YOUR GOAL:
Scan the following material for the string "Hebrew" and copy each line in which it appears.

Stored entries
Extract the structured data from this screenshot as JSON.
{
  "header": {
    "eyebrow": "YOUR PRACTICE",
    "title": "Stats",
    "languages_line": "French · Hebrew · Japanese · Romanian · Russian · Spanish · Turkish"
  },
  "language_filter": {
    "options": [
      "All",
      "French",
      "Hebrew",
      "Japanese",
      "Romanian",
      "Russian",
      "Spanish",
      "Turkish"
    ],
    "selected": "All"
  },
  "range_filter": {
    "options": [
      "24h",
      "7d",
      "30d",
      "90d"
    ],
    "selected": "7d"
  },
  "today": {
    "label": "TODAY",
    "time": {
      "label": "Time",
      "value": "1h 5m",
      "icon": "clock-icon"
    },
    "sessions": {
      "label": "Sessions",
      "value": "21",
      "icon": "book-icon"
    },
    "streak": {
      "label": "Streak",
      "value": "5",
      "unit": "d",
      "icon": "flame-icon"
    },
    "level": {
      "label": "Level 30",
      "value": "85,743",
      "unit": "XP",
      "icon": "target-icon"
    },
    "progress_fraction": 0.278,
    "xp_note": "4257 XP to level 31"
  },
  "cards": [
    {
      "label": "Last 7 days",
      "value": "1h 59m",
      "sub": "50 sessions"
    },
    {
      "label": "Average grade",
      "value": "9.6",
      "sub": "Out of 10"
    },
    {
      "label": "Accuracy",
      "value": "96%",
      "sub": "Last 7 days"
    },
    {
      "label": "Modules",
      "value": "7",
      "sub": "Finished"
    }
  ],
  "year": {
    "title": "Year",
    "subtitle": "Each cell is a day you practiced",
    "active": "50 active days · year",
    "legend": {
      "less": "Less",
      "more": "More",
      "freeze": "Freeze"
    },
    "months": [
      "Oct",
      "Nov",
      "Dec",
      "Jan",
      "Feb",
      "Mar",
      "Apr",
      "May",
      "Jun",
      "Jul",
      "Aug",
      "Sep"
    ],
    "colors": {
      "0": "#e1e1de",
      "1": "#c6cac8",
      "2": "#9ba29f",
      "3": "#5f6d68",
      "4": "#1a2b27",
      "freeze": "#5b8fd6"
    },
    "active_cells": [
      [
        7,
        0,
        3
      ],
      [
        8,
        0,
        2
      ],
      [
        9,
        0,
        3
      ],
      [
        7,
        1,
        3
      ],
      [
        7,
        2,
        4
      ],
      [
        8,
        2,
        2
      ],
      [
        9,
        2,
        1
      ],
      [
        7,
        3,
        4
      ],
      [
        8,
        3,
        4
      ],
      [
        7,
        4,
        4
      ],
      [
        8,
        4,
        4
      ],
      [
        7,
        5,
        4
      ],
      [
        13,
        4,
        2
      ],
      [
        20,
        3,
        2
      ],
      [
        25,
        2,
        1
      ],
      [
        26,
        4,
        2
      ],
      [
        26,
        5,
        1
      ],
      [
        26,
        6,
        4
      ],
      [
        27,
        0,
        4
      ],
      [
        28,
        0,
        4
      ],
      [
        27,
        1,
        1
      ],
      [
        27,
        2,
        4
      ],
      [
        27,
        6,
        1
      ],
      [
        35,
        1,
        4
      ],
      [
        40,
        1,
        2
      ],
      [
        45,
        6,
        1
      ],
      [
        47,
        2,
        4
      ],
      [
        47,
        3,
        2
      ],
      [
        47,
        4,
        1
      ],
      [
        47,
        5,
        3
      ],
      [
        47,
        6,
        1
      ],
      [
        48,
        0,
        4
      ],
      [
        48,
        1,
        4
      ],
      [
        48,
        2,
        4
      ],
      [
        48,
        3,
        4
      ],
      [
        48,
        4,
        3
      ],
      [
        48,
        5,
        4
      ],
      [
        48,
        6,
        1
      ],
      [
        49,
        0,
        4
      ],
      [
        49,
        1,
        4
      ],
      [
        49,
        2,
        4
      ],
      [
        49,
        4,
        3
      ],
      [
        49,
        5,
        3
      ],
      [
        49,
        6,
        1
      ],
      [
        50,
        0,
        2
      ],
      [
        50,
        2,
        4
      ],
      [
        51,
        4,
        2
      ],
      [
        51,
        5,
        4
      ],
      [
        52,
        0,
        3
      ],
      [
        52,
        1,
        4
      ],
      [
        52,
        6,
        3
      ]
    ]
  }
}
---
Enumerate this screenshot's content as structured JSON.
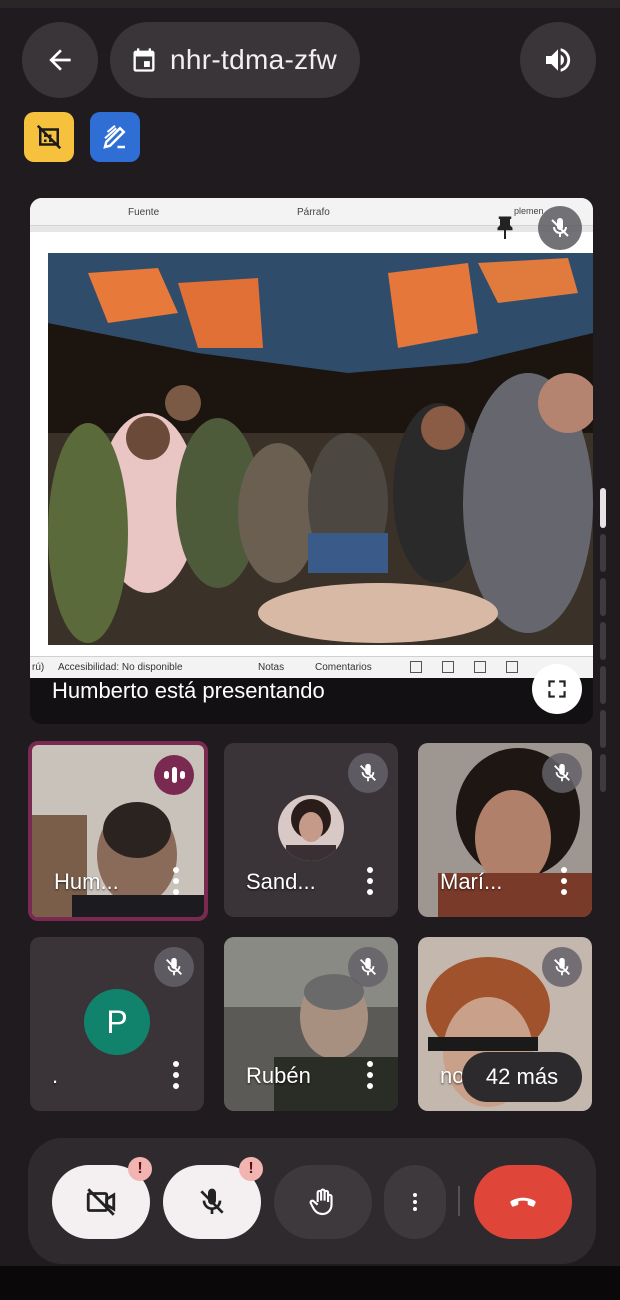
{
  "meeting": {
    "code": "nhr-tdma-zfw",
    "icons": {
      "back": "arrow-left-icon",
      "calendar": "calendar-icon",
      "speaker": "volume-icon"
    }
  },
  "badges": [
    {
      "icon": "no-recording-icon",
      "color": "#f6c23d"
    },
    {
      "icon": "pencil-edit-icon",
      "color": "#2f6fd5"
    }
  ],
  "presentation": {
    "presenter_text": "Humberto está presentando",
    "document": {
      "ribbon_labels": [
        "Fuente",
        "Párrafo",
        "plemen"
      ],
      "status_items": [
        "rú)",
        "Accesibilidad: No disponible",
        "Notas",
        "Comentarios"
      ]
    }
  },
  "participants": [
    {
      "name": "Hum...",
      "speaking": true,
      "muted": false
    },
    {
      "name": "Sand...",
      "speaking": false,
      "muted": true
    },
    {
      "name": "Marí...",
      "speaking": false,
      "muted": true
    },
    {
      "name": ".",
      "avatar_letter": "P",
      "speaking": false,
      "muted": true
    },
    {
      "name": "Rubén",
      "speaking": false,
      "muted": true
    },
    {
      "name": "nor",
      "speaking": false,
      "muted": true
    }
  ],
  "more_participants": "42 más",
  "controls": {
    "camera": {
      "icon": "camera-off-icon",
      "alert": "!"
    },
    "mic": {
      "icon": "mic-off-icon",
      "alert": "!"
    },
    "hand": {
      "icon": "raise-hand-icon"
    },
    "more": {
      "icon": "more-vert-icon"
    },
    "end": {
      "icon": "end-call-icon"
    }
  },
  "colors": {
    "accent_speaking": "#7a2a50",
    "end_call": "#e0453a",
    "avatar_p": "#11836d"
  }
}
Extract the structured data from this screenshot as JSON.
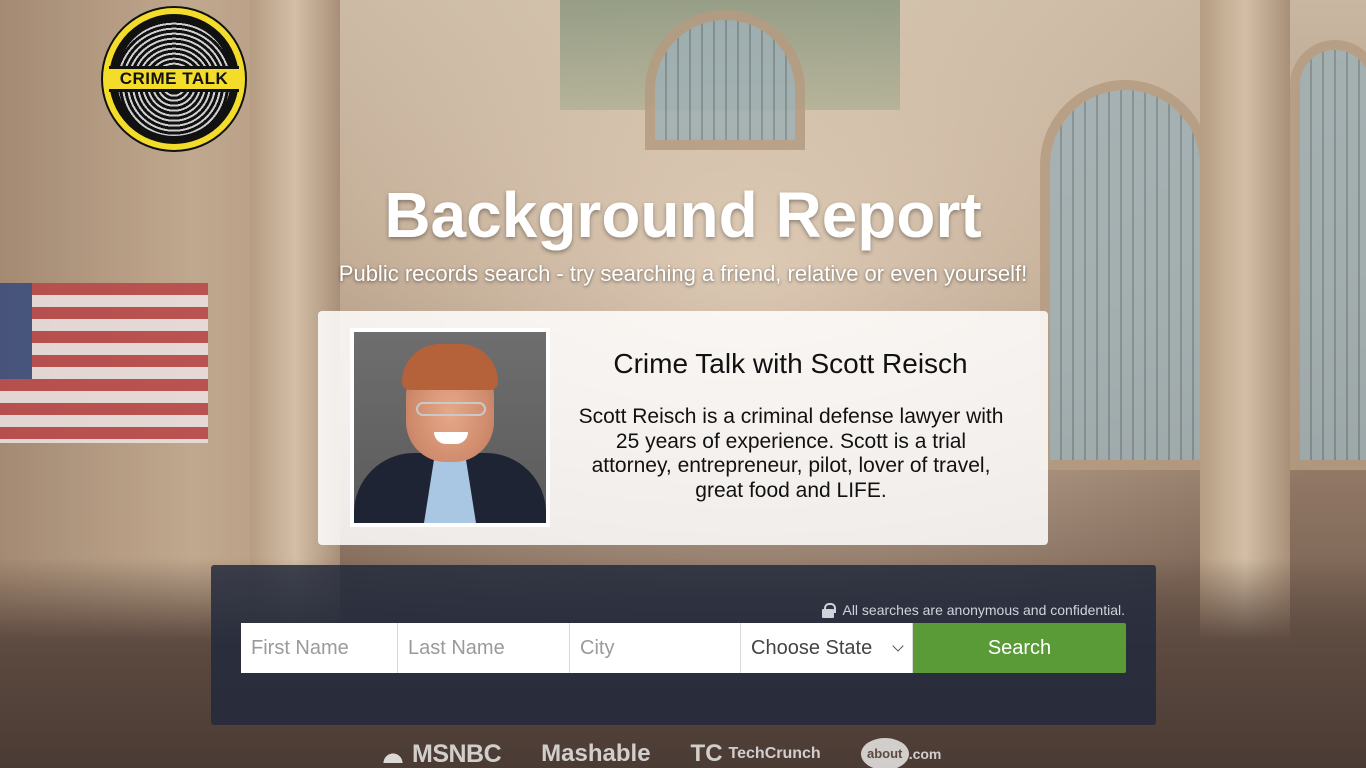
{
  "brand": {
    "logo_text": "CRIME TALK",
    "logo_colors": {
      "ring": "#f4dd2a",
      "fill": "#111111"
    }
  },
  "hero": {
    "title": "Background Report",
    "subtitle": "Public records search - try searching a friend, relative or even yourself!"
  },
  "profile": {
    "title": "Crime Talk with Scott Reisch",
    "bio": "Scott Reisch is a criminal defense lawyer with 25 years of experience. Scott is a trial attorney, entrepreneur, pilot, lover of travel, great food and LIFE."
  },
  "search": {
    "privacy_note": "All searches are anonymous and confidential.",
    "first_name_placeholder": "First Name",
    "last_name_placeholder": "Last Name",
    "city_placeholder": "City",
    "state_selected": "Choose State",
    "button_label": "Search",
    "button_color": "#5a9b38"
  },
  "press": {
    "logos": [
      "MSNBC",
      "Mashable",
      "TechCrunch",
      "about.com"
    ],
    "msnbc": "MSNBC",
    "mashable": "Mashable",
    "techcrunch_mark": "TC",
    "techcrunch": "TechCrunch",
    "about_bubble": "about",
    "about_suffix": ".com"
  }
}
---
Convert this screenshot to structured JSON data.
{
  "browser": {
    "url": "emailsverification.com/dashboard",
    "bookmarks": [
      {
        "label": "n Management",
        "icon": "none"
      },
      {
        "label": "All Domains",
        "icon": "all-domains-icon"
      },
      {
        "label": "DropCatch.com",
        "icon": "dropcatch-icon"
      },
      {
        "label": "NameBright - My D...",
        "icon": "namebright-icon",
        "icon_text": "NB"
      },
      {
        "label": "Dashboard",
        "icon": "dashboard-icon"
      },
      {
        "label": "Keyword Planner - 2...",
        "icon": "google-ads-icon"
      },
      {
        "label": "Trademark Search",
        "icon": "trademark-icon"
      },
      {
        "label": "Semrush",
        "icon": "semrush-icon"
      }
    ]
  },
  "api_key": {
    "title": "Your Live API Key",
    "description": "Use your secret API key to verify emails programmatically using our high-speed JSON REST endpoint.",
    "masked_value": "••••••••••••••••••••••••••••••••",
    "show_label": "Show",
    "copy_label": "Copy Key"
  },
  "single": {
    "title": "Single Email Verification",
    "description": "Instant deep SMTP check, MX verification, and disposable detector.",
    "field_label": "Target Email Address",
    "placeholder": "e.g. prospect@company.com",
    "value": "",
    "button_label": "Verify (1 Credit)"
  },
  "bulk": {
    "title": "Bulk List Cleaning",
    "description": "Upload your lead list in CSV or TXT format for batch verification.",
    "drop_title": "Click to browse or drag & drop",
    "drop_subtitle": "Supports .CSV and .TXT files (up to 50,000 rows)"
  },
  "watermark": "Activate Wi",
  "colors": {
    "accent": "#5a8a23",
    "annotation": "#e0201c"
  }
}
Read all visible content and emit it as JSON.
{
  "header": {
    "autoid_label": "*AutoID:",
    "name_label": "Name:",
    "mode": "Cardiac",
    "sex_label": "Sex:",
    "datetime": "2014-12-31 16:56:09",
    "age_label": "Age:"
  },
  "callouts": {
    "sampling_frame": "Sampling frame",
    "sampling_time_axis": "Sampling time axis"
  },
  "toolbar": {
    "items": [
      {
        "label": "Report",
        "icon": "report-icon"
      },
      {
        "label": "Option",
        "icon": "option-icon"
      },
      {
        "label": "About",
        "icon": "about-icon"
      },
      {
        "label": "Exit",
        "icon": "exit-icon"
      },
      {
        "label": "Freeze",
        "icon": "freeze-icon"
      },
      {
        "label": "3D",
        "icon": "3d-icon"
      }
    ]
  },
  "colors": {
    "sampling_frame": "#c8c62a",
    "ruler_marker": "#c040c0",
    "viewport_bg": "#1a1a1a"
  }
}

COMPLETE OUTPUT:
    "languages_line": "French · Hebrew · Japanese · Romanian · Russian · Spanish · Turkish"
      "Hebrew",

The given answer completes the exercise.